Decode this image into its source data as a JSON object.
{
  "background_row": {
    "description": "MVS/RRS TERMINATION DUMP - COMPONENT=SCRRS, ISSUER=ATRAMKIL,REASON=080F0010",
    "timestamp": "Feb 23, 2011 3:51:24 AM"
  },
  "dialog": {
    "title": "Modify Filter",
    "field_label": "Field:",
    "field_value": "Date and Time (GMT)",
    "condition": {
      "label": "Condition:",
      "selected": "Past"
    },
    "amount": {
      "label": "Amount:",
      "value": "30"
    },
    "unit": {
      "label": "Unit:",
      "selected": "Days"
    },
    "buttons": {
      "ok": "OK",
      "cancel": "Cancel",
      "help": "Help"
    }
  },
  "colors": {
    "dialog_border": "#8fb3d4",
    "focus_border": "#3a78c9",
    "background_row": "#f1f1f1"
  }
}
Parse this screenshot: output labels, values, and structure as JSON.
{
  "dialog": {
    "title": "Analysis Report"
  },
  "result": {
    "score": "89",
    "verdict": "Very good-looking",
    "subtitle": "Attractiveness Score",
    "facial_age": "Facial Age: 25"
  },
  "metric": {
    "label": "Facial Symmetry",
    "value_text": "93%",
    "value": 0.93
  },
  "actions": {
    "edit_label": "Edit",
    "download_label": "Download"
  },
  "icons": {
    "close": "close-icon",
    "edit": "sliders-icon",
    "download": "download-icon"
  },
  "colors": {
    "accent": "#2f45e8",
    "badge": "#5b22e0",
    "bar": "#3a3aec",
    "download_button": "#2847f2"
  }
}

┄┄┄┄┄┄┄┄┄┄

Print the listing above in its entirety, with every line exact.

Solution to this problem
Decode this image into its source data as a JSON object.
{
  "background_row": {
    "description": "MVS/RRS TERMINATION DUMP - COMPONENT=SCRRS, ISSUER=ATRAMKIL,REASON=080F0010",
    "timestamp": "Feb 23, 2011 3:51:24 AM"
  },
  "dialog": {
    "title": "Modify Filter",
    "field_label": "Field:",
    "field_value": "Date and Time (GMT)",
    "condition": {
      "label": "Condition:",
      "selected": "Past"
    },
    "amount": {
      "label": "Amount:",
      "value": "30"
    },
    "unit": {
      "label": "Unit:",
      "selected": "Days"
    },
    "buttons": {
      "ok": "OK",
      "cancel": "Cancel",
      "help": "Help"
    }
  },
  "colors": {
    "dialog_border": "#8fb3d4",
    "focus_border": "#3a78c9",
    "background_row": "#f1f1f1"
  }
}
Parse this screenshot: output labels, values, and structure as JSON.
{
  "dialog": {
    "title": "Analysis Report"
  },
  "result": {
    "score": "89",
    "verdict": "Very good-looking",
    "subtitle": "Attractiveness Score",
    "facial_age": "Facial Age: 25"
  },
  "metric": {
    "label": "Facial Symmetry",
    "value_text": "93%",
    "value": 0.93
  },
  "actions": {
    "edit_label": "Edit",
    "download_label": "Download"
  },
  "icons": {
    "close": "close-icon",
    "edit": "sliders-icon",
    "download": "download-icon"
  },
  "colors": {
    "accent": "#2f45e8",
    "badge": "#5b22e0",
    "bar": "#3a3aec",
    "download_button": "#2847f2"
  }
}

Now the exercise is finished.